What you should do:
Repeat every line of the data exactly, but not the pictures.

Record list:
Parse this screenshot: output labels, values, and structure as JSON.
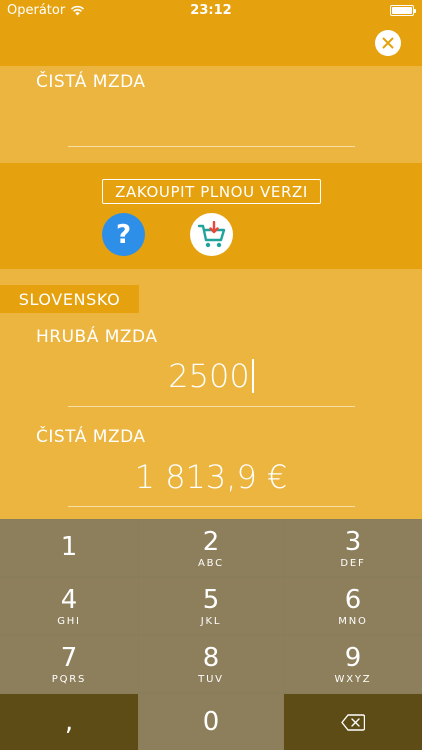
{
  "status_bar": {
    "carrier": "Operátor",
    "time": "23:12"
  },
  "top_result": {
    "label": "ČISTÁ MZDA",
    "value": ""
  },
  "promo": {
    "buy_label": "ZAKOUPIT PLNOU VERZI",
    "help_label": "?"
  },
  "calculator": {
    "country": "SLOVENSKO",
    "gross_label": "HRUBÁ MZDA",
    "gross_value": "2500",
    "net_label": "ČISTÁ MZDA",
    "net_value": "1 813,9 €"
  },
  "keyboard": {
    "keys": [
      {
        "num": "1",
        "letters": ""
      },
      {
        "num": "2",
        "letters": "ABC"
      },
      {
        "num": "3",
        "letters": "DEF"
      },
      {
        "num": "4",
        "letters": "GHI"
      },
      {
        "num": "5",
        "letters": "JKL"
      },
      {
        "num": "6",
        "letters": "MNO"
      },
      {
        "num": "7",
        "letters": "PQRS"
      },
      {
        "num": "8",
        "letters": "TUV"
      },
      {
        "num": "9",
        "letters": "WXYZ"
      },
      {
        "num": ",",
        "letters": ""
      },
      {
        "num": "0",
        "letters": ""
      }
    ]
  },
  "colors": {
    "accent": "#E5A20E",
    "panel": "#EBB53F",
    "help": "#2E8FE8",
    "cart": "#1FA39A",
    "cart_arrow": "#E8473A",
    "keyboard": "#8D7F5B",
    "keyboard_dark": "#5E4C16"
  },
  "icons": {
    "wifi": "wifi-icon",
    "battery": "battery-icon",
    "close": "close-icon",
    "help": "question-icon",
    "cart": "cart-download-icon",
    "backspace": "backspace-icon"
  }
}
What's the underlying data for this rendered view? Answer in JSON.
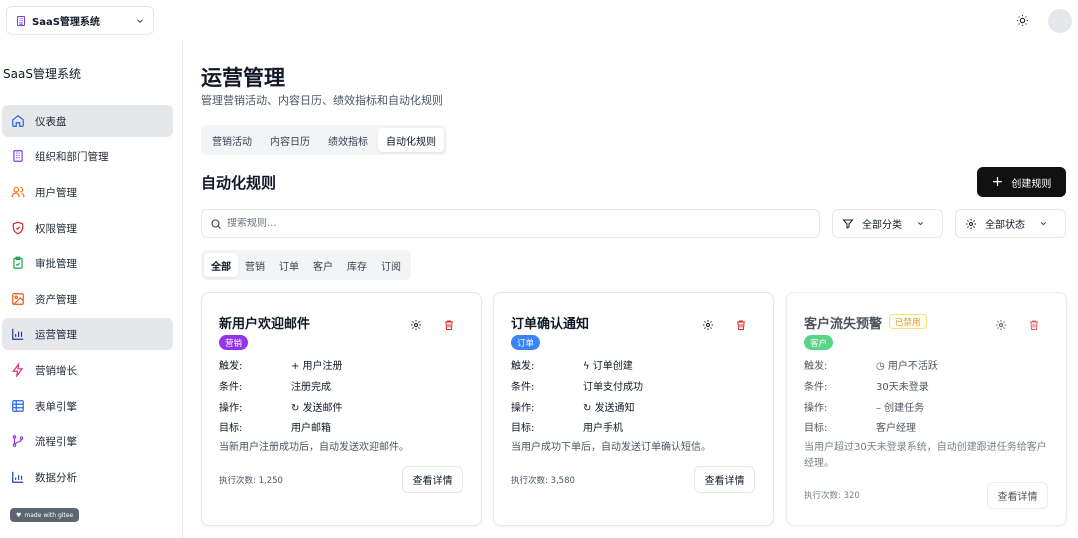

Answer to the task:
Parse this screenshot: output labels, values, and structure as JSON.
{
  "status_bar": {
    "carrier": "Operátor",
    "time": "23:12"
  },
  "top_result": {
    "label": "ČISTÁ MZDA",
    "value": ""
  },
  "promo": {
    "buy_label": "ZAKOUPIT PLNOU VERZI",
    "help_label": "?"
  },
  "calculator": {
    "country": "SLOVENSKO",
    "gross_label": "HRUBÁ MZDA",
    "gross_value": "2500",
    "net_label": "ČISTÁ MZDA",
    "net_value": "1 813,9 €"
  },
  "keyboard": {
    "keys": [
      {
        "num": "1",
        "letters": ""
      },
      {
        "num": "2",
        "letters": "ABC"
      },
      {
        "num": "3",
        "letters": "DEF"
      },
      {
        "num": "4",
        "letters": "GHI"
      },
      {
        "num": "5",
        "letters": "JKL"
      },
      {
        "num": "6",
        "letters": "MNO"
      },
      {
        "num": "7",
        "letters": "PQRS"
      },
      {
        "num": "8",
        "letters": "TUV"
      },
      {
        "num": "9",
        "letters": "WXYZ"
      },
      {
        "num": ",",
        "letters": ""
      },
      {
        "num": "0",
        "letters": ""
      }
    ]
  },
  "colors": {
    "accent": "#E5A20E",
    "panel": "#EBB53F",
    "help": "#2E8FE8",
    "cart": "#1FA39A",
    "cart_arrow": "#E8473A",
    "keyboard": "#8D7F5B",
    "keyboard_dark": "#5E4C16"
  },
  "icons": {
    "wifi": "wifi-icon",
    "battery": "battery-icon",
    "close": "close-icon",
    "help": "question-icon",
    "cart": "cart-download-icon",
    "backspace": "backspace-icon"
  }
}
What's the underlying data for this rendered view? Answer in JSON.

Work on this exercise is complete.